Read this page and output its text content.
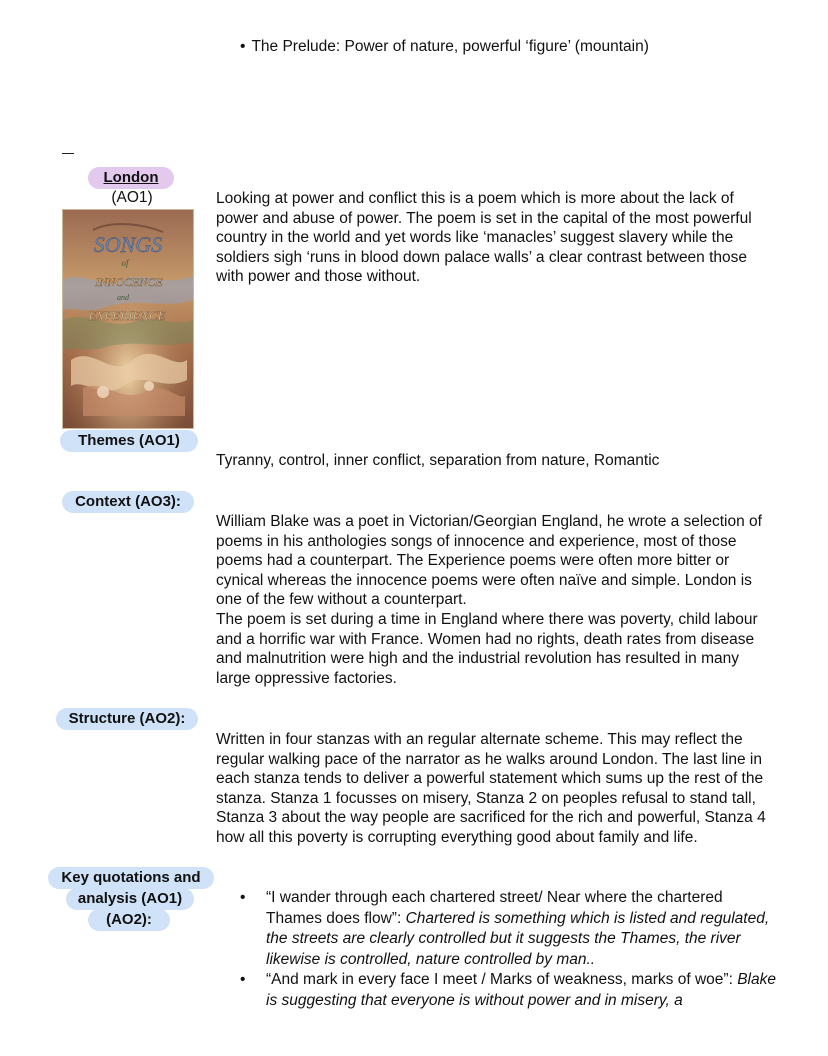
• The Prelude: Power of nature, powerful ‘figure’ (mountain)
London
(AO1)
SONGS
of
INNOCENCE
and
EXPERIENCE
Looking at power and conflict this is a poem which is more about the lack of power and abuse of power. The poem is set in the capital of the most powerful country in the world and yet words like ‘manacles’ suggest slavery while the soldiers sigh ‘runs in blood down palace walls’ a clear contrast between those with power and those without.
Themes (AO1)
Tyranny, control, inner conflict, separation from nature, Romantic
Context (AO3):
William Blake was a poet in Victorian/Georgian England, he wrote a selection of poems in his anthologies songs of innocence and experience, most of those poems had a counterpart. The Experience poems were often more bitter or cynical whereas the innocence poems were often naïve and simple. London is one of the few without a counterpart.
The poem is set during a time in England where there was poverty, child labour and a horrific war with France. Women had no rights, death rates from disease and malnutrition were high and the industrial revolution has resulted in many large oppressive factories.
Structure (AO2):
Written in four stanzas with an regular alternate scheme. This may reflect the regular walking pace of the narrator as he walks around London. The last line in each stanza tends to deliver a powerful statement which sums up the rest of the stanza. Stanza 1 focusses on misery, Stanza 2 on peoples refusal to stand tall, Stanza 3 about the way people are sacrificed for the rich and powerful, Stanza 4 how all this poverty is corrupting everything good about family and life.
Key quotations and
analysis (AO1)
(AO2):
• “I wander through each chartered street/ Near where the chartered Thames does flow”: Chartered is something which is listed and regulated, the streets are clearly controlled but it suggests the Thames, the river likewise is controlled, nature controlled by man..
• “And mark in every face I meet / Marks of weakness, marks of woe”: Blake is suggesting that everyone is without power and in misery, a
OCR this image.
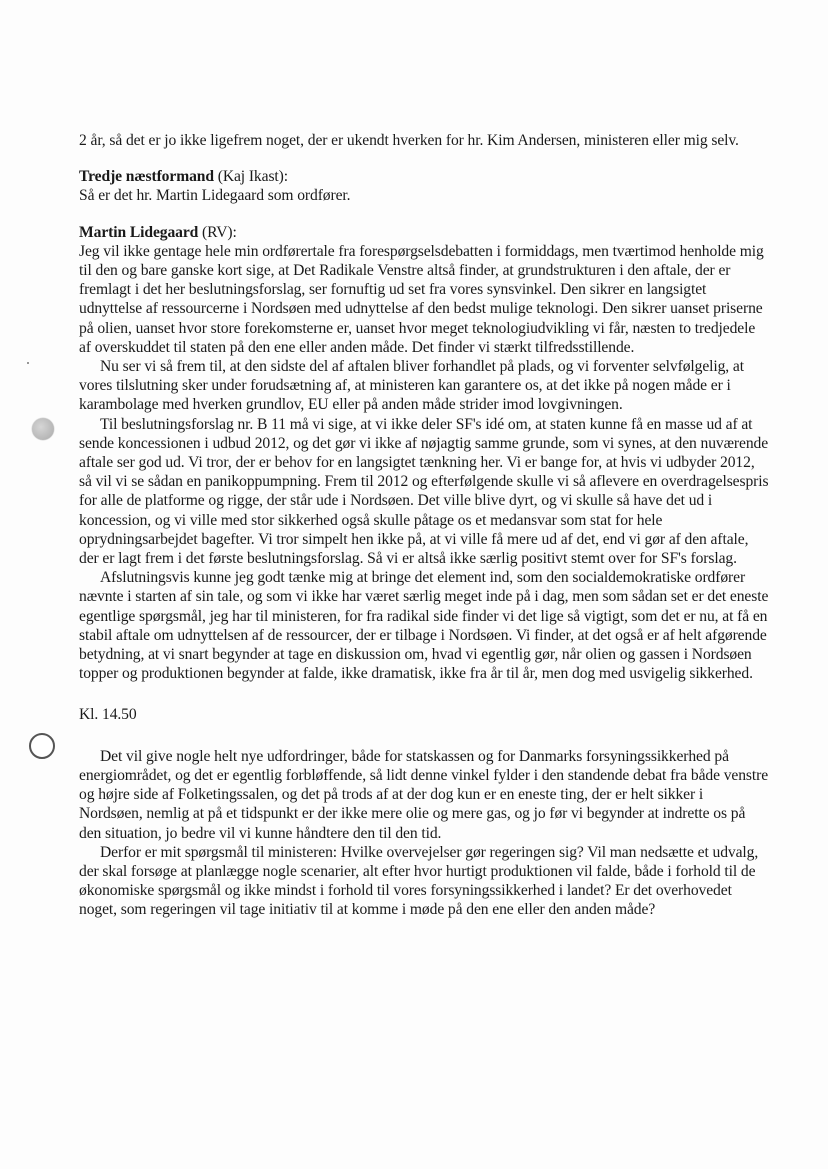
2 år, så det er jo ikke ligefrem noget, der er ukendt hverken for hr. Kim Andersen, ministeren eller mig selv.

Tredje næstformand (Kaj Ikast):

Så er det hr. Martin Lidegaard som ordfører.

Martin Lidegaard (RV):

Jeg vil ikke gentage hele min ordførertale fra forespørgselsdebatten i formiddags, men tværtimod henholde mig til den og bare ganske kort sige, at Det Radikale Venstre altså finder, at grundstrukturen i den aftale, der er fremlagt i det her beslutningsforslag, ser fornuftig ud set fra vores synsvinkel. Den sikrer en langsigtet udnyttelse af ressourcerne i Nordsøen med udnyttelse af den bedst mulige teknologi. Den sikrer uanset priserne på olien, uanset hvor store forekomsterne er, uanset hvor meget teknologiudvikling vi får, næsten to tredjedele af overskuddet til staten på den ene eller anden måde. Det finder vi stærkt tilfredsstillende.

Nu ser vi så frem til, at den sidste del af aftalen bliver forhandlet på plads, og vi forventer selvfølgelig, at vores tilslutning sker under forudsætning af, at ministeren kan garantere os, at det ikke på nogen måde er i karambolage med hverken grundlov, EU eller på anden måde strider imod lovgivningen.

Til beslutningsforslag nr. B 11 må vi sige, at vi ikke deler SF's idé om, at staten kunne få en masse ud af at sende koncessionen i udbud 2012, og det gør vi ikke af nøjagtig samme grunde, som vi synes, at den nuværende aftale ser god ud. Vi tror, der er behov for en langsigtet tænkning her. Vi er bange for, at hvis vi udbyder 2012, så vil vi se sådan en panikoppumpning. Frem til 2012 og efterfølgende skulle vi så aflevere en overdragelsespris for alle de platforme og rigge, der står ude i Nordsøen. Det ville blive dyrt, og vi skulle så have det ud i koncession, og vi ville med stor sikkerhed også skulle påtage os et medansvar som stat for hele oprydningsarbejdet bagefter. Vi tror simpelt hen ikke på, at vi ville få mere ud af det, end vi gør af den aftale, der er lagt frem i det første beslutningsforslag. Så vi er altså ikke særlig positivt stemt over for SF's forslag.

Afslutningsvis kunne jeg godt tænke mig at bringe det element ind, som den socialdemokratiske ordfører nævnte i starten af sin tale, og som vi ikke har været særlig meget inde på i dag, men som sådan set er det eneste egentlige spørgsmål, jeg har til ministeren, for fra radikal side finder vi det lige så vigtigt, som det er nu, at få en stabil aftale om udnyttelsen af de ressourcer, der er tilbage i Nordsøen. Vi finder, at det også er af helt afgørende betydning, at vi snart begynder at tage en diskussion om, hvad vi egentlig gør, når olien og gassen i Nordsøen topper og produktionen begynder at falde, ikke dramatisk, ikke fra år til år, men dog med usvigelig sikkerhed.

Kl. 14.50

Det vil give nogle helt nye udfordringer, både for statskassen og for Danmarks forsyningssikkerhed på energiområdet, og det er egentlig forbløffende, så lidt denne vinkel fylder i den standende debat fra både venstre og højre side af Folketingssalen, og det på trods af at der dog kun er en eneste ting, der er helt sikker i Nordsøen, nemlig at på et tidspunkt er der ikke mere olie og mere gas, og jo før vi begynder at indrette os på den situation, jo bedre vil vi kunne håndtere den til den tid.

Derfor er mit spørgsmål til ministeren: Hvilke overvejelser gør regeringen sig? Vil man nedsætte et udvalg, der skal forsøge at planlægge nogle scenarier, alt efter hvor hurtigt produktionen vil falde, både i forhold til de økonomiske spørgsmål og ikke mindst i forhold til vores forsyningssikkerhed i landet? Er det overhovedet noget, som regeringen vil tage initiativ til at komme i møde på den ene eller den anden måde?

▶ _GIVEN REQUEST_
Quote every entry exactly, with the pictures omitted.

▶ _THE COMPLETED TASK_
Read this page and output its text content.
• The Prelude: Power of nature, powerful ‘figure’ (mountain)
London
(AO1)
SONGS
of
INNOCENCE
and
EXPERIENCE
Looking at power and conflict this is a poem which is more about the lack of power and abuse of power. The poem is set in the capital of the most powerful country in the world and yet words like ‘manacles’ suggest slavery while the soldiers sigh ‘runs in blood down palace walls’ a clear contrast between those with power and those without.
Themes (AO1)
Tyranny, control, inner conflict, separation from nature, Romantic
Context (AO3):
William Blake was a poet in Victorian/Georgian England, he wrote a selection of poems in his anthologies songs of innocence and experience, most of those poems had a counterpart. The Experience poems were often more bitter or cynical whereas the innocence poems were often naïve and simple. London is one of the few without a counterpart.
The poem is set during a time in England where there was poverty, child labour and a horrific war with France. Women had no rights, death rates from disease and malnutrition were high and the industrial revolution has resulted in many large oppressive factories.
Structure (AO2):
Written in four stanzas with an regular alternate scheme. This may reflect the regular walking pace of the narrator as he walks around London. The last line in each stanza tends to deliver a powerful statement which sums up the rest of the stanza. Stanza 1 focusses on misery, Stanza 2 on peoples refusal to stand tall, Stanza 3 about the way people are sacrificed for the rich and powerful, Stanza 4 how all this poverty is corrupting everything good about family and life.
Key quotations and
analysis (AO1)
(AO2):
• “I wander through each chartered street/ Near where the chartered Thames does flow”: Chartered is something which is listed and regulated, the streets are clearly controlled but it suggests the Thames, the river likewise is controlled, nature controlled by man..
• “And mark in every face I meet / Marks of weakness, marks of woe”: Blake is suggesting that everyone is without power and in misery, a
OCR this image.
2 år, så det er jo ikke ligefrem noget, der er ukendt hverken for hr. Kim Andersen, ministeren eller mig selv.

Tredje næstformand (Kaj Ikast):

Så er det hr. Martin Lidegaard som ordfører.

Martin Lidegaard (RV):

Jeg vil ikke gentage hele min ordførertale fra forespørgselsdebatten i formiddags, men tværtimod henholde mig til den og bare ganske kort sige, at Det Radikale Venstre altså finder, at grundstrukturen i den aftale, der er fremlagt i det her beslutningsforslag, ser fornuftig ud set fra vores synsvinkel. Den sikrer en langsigtet udnyttelse af ressourcerne i Nordsøen med udnyttelse af den bedst mulige teknologi. Den sikrer uanset priserne på olien, uanset hvor store forekomsterne er, uanset hvor meget teknologiudvikling vi får, næsten to tredjedele af overskuddet til staten på den ene eller anden måde. Det finder vi stærkt tilfredsstillende.

Nu ser vi så frem til, at den sidste del af aftalen bliver forhandlet på plads, og vi forventer selvfølgelig, at vores tilslutning sker under forudsætning af, at ministeren kan garantere os, at det ikke på nogen måde er i karambolage med hverken grundlov, EU eller på anden måde strider imod lovgivningen.

Til beslutningsforslag nr. B 11 må vi sige, at vi ikke deler SF's idé om, at staten kunne få en masse ud af at sende koncessionen i udbud 2012, og det gør vi ikke af nøjagtig samme grunde, som vi synes, at den nuværende aftale ser god ud. Vi tror, der er behov for en langsigtet tænkning her. Vi er bange for, at hvis vi udbyder 2012, så vil vi se sådan en panikoppumpning. Frem til 2012 og efterfølgende skulle vi så aflevere en overdragelsespris for alle de platforme og rigge, der står ude i Nordsøen. Det ville blive dyrt, og vi skulle så have det ud i koncession, og vi ville med stor sikkerhed også skulle påtage os et medansvar som stat for hele oprydningsarbejdet bagefter. Vi tror simpelt hen ikke på, at vi ville få mere ud af det, end vi gør af den aftale, der er lagt frem i det første beslutningsforslag. Så vi er altså ikke særlig positivt stemt over for SF's forslag.

Afslutningsvis kunne jeg godt tænke mig at bringe det element ind, som den socialdemokratiske ordfører nævnte i starten af sin tale, og som vi ikke har været særlig meget inde på i dag, men som sådan set er det eneste egentlige spørgsmål, jeg har til ministeren, for fra radikal side finder vi det lige så vigtigt, som det er nu, at få en stabil aftale om udnyttelsen af de ressourcer, der er tilbage i Nordsøen. Vi finder, at det også er af helt afgørende betydning, at vi snart begynder at tage en diskussion om, hvad vi egentlig gør, når olien og gassen i Nordsøen topper og produktionen begynder at falde, ikke dramatisk, ikke fra år til år, men dog med usvigelig sikkerhed.

Kl. 14.50

Det vil give nogle helt nye udfordringer, både for statskassen og for Danmarks forsyningssikkerhed på energiområdet, og det er egentlig forbløffende, så lidt denne vinkel fylder i den standende debat fra både venstre og højre side af Folketingssalen, og det på trods af at der dog kun er en eneste ting, der er helt sikker i Nordsøen, nemlig at på et tidspunkt er der ikke mere olie og mere gas, og jo før vi begynder at indrette os på den situation, jo bedre vil vi kunne håndtere den til den tid.

Derfor er mit spørgsmål til ministeren: Hvilke overvejelser gør regeringen sig? Vil man nedsætte et udvalg, der skal forsøge at planlægge nogle scenarier, alt efter hvor hurtigt produktionen vil falde, både i forhold til de økonomiske spørgsmål og ikke mindst i forhold til vores forsyningssikkerhed i landet? Er det overhovedet noget, som regeringen vil tage initiativ til at komme i møde på den ene eller den anden måde?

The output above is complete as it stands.